* Begin DATA TO USE *

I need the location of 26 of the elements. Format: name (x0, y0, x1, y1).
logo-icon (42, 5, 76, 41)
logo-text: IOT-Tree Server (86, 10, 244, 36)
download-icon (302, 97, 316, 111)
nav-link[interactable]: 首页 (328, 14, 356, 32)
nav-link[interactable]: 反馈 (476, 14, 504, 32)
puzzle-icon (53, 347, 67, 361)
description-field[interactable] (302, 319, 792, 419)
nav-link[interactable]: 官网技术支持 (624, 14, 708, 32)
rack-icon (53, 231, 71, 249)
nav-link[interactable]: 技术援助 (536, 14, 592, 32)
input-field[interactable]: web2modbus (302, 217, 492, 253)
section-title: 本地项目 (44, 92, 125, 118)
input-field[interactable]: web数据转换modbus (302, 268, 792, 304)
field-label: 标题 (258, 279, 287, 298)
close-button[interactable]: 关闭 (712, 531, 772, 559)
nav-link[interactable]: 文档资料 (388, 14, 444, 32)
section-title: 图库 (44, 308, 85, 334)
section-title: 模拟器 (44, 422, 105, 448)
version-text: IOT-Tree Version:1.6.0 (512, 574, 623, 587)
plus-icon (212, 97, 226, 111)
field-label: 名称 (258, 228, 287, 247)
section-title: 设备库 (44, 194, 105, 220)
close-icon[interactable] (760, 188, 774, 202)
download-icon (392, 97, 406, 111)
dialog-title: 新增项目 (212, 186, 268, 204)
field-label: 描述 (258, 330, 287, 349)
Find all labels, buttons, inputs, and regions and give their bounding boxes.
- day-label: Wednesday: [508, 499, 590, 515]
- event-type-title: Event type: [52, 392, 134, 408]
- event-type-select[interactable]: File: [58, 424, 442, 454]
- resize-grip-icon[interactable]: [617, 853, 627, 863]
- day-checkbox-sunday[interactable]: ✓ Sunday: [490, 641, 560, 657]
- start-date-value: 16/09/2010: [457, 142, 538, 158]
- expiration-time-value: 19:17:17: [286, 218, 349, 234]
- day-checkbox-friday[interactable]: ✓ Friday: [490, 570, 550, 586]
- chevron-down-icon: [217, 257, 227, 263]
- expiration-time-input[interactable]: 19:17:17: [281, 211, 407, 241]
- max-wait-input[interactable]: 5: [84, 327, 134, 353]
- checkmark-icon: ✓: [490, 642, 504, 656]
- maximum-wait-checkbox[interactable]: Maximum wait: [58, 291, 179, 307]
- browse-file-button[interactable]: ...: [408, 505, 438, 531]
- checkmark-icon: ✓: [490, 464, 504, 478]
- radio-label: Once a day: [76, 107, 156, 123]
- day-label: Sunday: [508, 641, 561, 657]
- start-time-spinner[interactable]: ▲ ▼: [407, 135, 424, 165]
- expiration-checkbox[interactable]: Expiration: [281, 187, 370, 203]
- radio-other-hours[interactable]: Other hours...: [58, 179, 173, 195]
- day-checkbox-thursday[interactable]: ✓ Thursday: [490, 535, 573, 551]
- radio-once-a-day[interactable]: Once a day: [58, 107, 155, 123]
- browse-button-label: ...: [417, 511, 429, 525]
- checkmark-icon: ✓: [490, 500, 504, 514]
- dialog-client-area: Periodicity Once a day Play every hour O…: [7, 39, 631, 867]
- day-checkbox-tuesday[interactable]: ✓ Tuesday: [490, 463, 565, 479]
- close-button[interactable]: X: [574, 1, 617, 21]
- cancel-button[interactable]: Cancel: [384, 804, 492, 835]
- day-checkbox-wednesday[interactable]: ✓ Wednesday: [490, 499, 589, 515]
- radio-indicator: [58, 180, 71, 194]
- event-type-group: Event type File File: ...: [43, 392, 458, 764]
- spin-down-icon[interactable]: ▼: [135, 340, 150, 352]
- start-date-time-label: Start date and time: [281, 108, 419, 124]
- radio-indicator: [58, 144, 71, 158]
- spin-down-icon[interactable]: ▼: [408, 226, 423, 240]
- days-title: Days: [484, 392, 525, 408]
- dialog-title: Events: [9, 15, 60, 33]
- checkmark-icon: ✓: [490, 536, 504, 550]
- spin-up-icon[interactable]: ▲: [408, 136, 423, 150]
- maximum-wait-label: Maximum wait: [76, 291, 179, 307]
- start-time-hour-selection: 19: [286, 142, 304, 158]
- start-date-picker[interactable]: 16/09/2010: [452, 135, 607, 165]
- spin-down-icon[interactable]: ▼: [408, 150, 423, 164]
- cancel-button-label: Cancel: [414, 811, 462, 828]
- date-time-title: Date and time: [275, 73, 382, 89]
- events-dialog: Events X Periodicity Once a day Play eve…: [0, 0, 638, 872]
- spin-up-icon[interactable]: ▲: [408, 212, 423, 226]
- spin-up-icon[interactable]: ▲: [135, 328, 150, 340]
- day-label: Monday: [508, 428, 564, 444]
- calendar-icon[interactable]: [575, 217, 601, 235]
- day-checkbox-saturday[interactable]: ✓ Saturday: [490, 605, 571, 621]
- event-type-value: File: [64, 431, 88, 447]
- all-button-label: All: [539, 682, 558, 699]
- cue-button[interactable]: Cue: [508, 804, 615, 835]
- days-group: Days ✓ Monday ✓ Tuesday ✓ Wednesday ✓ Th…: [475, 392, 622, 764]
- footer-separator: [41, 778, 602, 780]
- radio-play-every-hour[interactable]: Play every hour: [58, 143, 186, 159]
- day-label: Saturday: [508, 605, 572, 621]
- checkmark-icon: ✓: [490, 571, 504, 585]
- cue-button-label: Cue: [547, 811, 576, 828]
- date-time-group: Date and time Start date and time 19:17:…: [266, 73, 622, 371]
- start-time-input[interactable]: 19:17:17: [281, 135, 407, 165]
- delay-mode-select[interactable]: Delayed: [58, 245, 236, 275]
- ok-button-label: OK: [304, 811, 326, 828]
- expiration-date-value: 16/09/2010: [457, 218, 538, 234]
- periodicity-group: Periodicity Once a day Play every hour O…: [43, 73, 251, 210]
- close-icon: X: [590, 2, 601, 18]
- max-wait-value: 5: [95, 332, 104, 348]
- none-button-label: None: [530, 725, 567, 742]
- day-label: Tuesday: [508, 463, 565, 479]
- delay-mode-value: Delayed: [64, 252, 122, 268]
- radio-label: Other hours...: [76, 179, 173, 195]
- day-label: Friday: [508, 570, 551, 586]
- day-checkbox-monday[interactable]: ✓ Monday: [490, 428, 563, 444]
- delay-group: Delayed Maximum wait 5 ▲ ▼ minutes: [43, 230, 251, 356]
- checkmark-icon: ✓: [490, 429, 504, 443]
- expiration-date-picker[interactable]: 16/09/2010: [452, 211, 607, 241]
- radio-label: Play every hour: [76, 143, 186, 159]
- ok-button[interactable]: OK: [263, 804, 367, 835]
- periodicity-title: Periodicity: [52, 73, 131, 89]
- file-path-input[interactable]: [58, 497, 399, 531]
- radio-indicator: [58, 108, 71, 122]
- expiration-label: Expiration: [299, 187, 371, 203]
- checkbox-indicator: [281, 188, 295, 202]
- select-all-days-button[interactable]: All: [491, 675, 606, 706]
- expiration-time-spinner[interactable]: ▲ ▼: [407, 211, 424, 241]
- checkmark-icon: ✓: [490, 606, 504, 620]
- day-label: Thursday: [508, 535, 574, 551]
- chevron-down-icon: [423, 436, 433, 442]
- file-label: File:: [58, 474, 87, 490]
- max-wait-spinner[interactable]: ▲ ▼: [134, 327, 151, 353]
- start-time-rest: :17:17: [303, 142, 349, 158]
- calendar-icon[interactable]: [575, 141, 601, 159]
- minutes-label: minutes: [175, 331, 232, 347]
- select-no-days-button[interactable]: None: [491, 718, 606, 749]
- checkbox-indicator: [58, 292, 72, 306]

* End DATA TO USE *

## [OBJECTIVE]
Recast all of the material above as a Markdown table with the columns "Row" and "Material line", one numbered row per line, omitting blank lines.

## [COMPLETED TASK]
| Row | Material line |
|---|---|
| 1 | I need the location of 26 of the elements. Format: name (x0, y0, x1, y1). |
| 2 | logo-icon (42, 5, 76, 41) |
| 3 | logo-text: IOT-Tree Server (86, 10, 244, 36) |
| 4 | download-icon (302, 97, 316, 111) |
| 5 | nav-link[interactable]: 首页 (328, 14, 356, 32) |
| 6 | nav-link[interactable]: 反馈 (476, 14, 504, 32) |
| 7 | puzzle-icon (53, 347, 67, 361) |
| 8 | description-field[interactable] (302, 319, 792, 419) |
| 9 | nav-link[interactable]: 官网技术支持 (624, 14, 708, 32) |
| 10 | rack-icon (53, 231, 71, 249) |
| 11 | nav-link[interactable]: 技术援助 (536, 14, 592, 32) |
| 12 | input-field[interactable]: web2modbus (302, 217, 492, 253) |
| 13 | section-title: 本地项目 (44, 92, 125, 118) |
| 14 | input-field[interactable]: web数据转换modbus (302, 268, 792, 304) |
| 15 | field-label: 标题 (258, 279, 287, 298) |
| 16 | close-button[interactable]: 关闭 (712, 531, 772, 559) |
| 17 | nav-link[interactable]: 文档资料 (388, 14, 444, 32) |
| 18 | section-title: 图库 (44, 308, 85, 334) |
| 19 | section-title: 模拟器 (44, 422, 105, 448) |
| 20 | version-text: IOT-Tree Version:1.6.0 (512, 574, 623, 587) |
| 21 | plus-icon (212, 97, 226, 111) |
| 22 | field-label: 名称 (258, 228, 287, 247) |
| 23 | section-title: 设备库 (44, 194, 105, 220) |
| 24 | close-icon[interactable] (760, 188, 774, 202) |
| 25 | download-icon (392, 97, 406, 111) |
| 26 | dialog-title: 新增项目 (212, 186, 268, 204) |
| 27 | field-label: 描述 (258, 330, 287, 349) |
| 28 | Find all labels, buttons, inputs, and regions and give their bounding boxes. |
| 29 | - day-label: Wednesday: [508, 499, 590, 515] |
| 30 | - event-type-title: Event type: [52, 392, 134, 408] |
| 31 | - event-type-select[interactable]: File: [58, 424, 442, 454] |
| 32 | - resize-grip-icon[interactable]: [617, 853, 627, 863] |
| 33 | - day-checkbox-sunday[interactable]: ✓ Sunday: [490, 641, 560, 657] |
| 34 | - start-date-value: 16/09/2010: [457, 142, 538, 158] |
| 35 | - expiration-time-value: 19:17:17: [286, 218, 349, 234] |
| 36 | - day-checkbox-friday[interactable]: ✓ Friday: [490, 570, 550, 586] |
| 37 | - chevron-down-icon: [217, 257, 227, 263] |
| 38 | - expiration-time-input[interactable]: 19:17:17: [281, 211, 407, 241] |
| 39 | - max-wait-input[interactable]: 5: [84, 327, 134, 353] |
| 40 | - checkmark-icon: ✓: [490, 642, 504, 656] |
| 41 | - maximum-wait-checkbox[interactable]: Maximum wait: [58, 291, 179, 307] |
| 42 | - browse-file-button[interactable]: ...: [408, 505, 438, 531] |
| 43 | - checkmark-icon: ✓: [490, 464, 504, 478] |
| 44 | - radio-label: Once a day: [76, 107, 156, 123] |
| 45 | - day-label: Sunday: [508, 641, 561, 657] |
| 46 | - start-time-spinner[interactable]: ▲ ▼: [407, 135, 424, 165] |
| 47 | - expiration-checkbox[interactable]: Expiration: [281, 187, 370, 203] |
| 48 | - radio-other-hours[interactable]: Other hours...: [58, 179, 173, 195] |
| 49 | - day-checkbox-thursday[interactable]: ✓ Thursday: [490, 535, 573, 551] |
| 50 | - radio-once-a-day[interactable]: Once a day: [58, 107, 155, 123] |
| 51 | - browse-button-label: ...: [417, 511, 429, 525] |
| 52 | - checkmark-icon: ✓: [490, 500, 504, 514] |
| 53 | - dialog-client-area: Periodicity Once a day Play every hour O…: [7, 39, 631, 867] |
| 54 | - day-checkbox-tuesday[interactable]: ✓ Tuesday: [490, 463, 565, 479] |
| 55 | - close-button[interactable]: X: [574, 1, 617, 21] |
| 56 | - cancel-button[interactable]: Cancel: [384, 804, 492, 835] |
| 57 | - day-checkbox-wednesday[interactable]: ✓ Wednesday: [490, 499, 589, 515] |
| 58 | - radio-indicator: [58, 180, 71, 194] |
| 59 | - event-type-group: Event type File File: ...: [43, 392, 458, 764] |
| 60 | - spin-down-icon[interactable]: ▼: [135, 340, 150, 352] |
| 61 | - start-date-time-label: Start date and time: [281, 108, 419, 124] |
| 62 | - radio-indicator: [58, 144, 71, 158] |
| 63 | - spin-down-icon[interactable]: ▼: [408, 226, 423, 240] |
| 64 | - days-title: Days: [484, 392, 525, 408] |
| 65 | - dialog-title: Events: [9, 15, 60, 33] |
| 66 | - checkmark-icon: ✓: [490, 536, 504, 550] |
| 67 | - spin-up-icon[interactable]: ▲: [408, 136, 423, 150] |
| 68 | - maximum-wait-label: Maximum wait: [76, 291, 179, 307] |
| 69 | - start-time-hour-selection: 19: [286, 142, 304, 158] |
| 70 | - start-date-picker[interactable]: 16/09/2010: [452, 135, 607, 165] |
| 71 | - spin-down-icon[interactable]: ▼: [408, 150, 423, 164] |
| 72 | - cancel-button-label: Cancel: [414, 811, 462, 828] |
| 73 | - date-time-title: Date and time: [275, 73, 382, 89] |
| 74 | - events-dialog: Events X Periodicity Once a day Play eve…: [0, 0, 638, 872] |
| 75 | - spin-up-icon[interactable]: ▲: [408, 212, 423, 226] |
| 76 | - spin-up-icon[interactable]: ▲: [135, 328, 150, 340] |
| 77 | - day-label: Monday: [508, 428, 564, 444] |
| 78 | - calendar-icon[interactable]: [575, 217, 601, 235] |
| 79 | - day-checkbox-saturday[interactable]: ✓ Saturday: [490, 605, 571, 621] |
| 80 | - event-type-value: File: [64, 431, 88, 447] |
| 81 | - all-button-label: All: [539, 682, 558, 699] |
| 82 | - cue-button[interactable]: Cue: [508, 804, 615, 835] |
| 83 | - days-group: Days ✓ Monday ✓ Tuesday ✓ Wednesday ✓ Th…: [475, 392, 622, 764] |
| 84 | - footer-separator: [41, 778, 602, 780] |
| 85 | - radio-play-every-hour[interactable]: Play every hour: [58, 143, 186, 159] |
| 86 | - day-label: Saturday: [508, 605, 572, 621] |
| 87 | - checkmark-icon: ✓: [490, 571, 504, 585] |
| 88 | - cue-button-label: Cue: [547, 811, 576, 828] |
| 89 | - date-time-group: Date and time Start date and time 19:17:…: [266, 73, 622, 371] |
| 90 | - start-time-input[interactable]: 19:17:17: [281, 135, 407, 165] |
| 91 | - delay-mode-select[interactable]: Delayed: [58, 245, 236, 275] |
| 92 | - ok-button-label: OK: [304, 811, 326, 828] |
| 93 | - expiration-date-value: 16/09/2010: [457, 218, 538, 234] |
| 94 | - periodicity-group: Periodicity Once a day Play every hour O…: [43, 73, 251, 210] |
| 95 | - close-icon: X: [590, 2, 601, 18] |
| 96 | - max-wait-value: 5: [95, 332, 104, 348] |
| 97 | - none-button-label: None: [530, 725, 567, 742] |
| 98 | - day-label: Tuesday: [508, 463, 565, 479] |
| 99 | - delay-mode-value: Delayed: [64, 252, 122, 268] |
| 100 | - radio-label: Other hours...: [76, 179, 173, 195] |
| 101 | - day-label: Friday: [508, 570, 551, 586] |
| 102 | - day-checkbox-monday[interactable]: ✓ Monday: [490, 428, 563, 444] |
| 103 | - delay-group: Delayed Maximum wait 5 ▲ ▼ minutes: [43, 230, 251, 356] |
| 104 | - checkmark-icon: ✓: [490, 429, 504, 443] |
| 105 | - expiration-date-picker[interactable]: 16/09/2010: [452, 211, 607, 241] |
| 106 | - radio-label: Play every hour: [76, 143, 186, 159] |
| 107 | - ok-button[interactable]: OK: [263, 804, 367, 835] |
| 108 | - periodicity-title: Periodicity: [52, 73, 131, 89] |
| 109 | - file-path-input[interactable]: [58, 497, 399, 531] |
| 110 | - radio-indicator: [58, 108, 71, 122] |
| 111 | - expiration-label: Expiration: [299, 187, 371, 203] |
| 112 | - checkbox-indicator: [281, 188, 295, 202] |
| 113 | - select-all-days-button[interactable]: All: [491, 675, 606, 706] |
| 114 | - expiration-time-spinner[interactable]: ▲ ▼: [407, 211, 424, 241] |
| 115 | - checkmark-icon: ✓: [490, 606, 504, 620] |
| 116 | - day-label: Thursday: [508, 535, 574, 551] |
| 117 | - chevron-down-icon: [423, 436, 433, 442] |
| 118 | - file-label: File:: [58, 474, 87, 490] |
| 119 | - max-wait-spinner[interactable]: ▲ ▼: [134, 327, 151, 353] |
| 120 | - start-time-rest: :17:17: [303, 142, 349, 158] |
| 121 | - calendar-icon[interactable]: [575, 141, 601, 159] |
| 122 | - minutes-label: minutes: [175, 331, 232, 347] |
| 123 | - select-no-days-button[interactable]: None: [491, 718, 606, 749] |
| 124 | - checkbox-indicator: [58, 292, 72, 306] |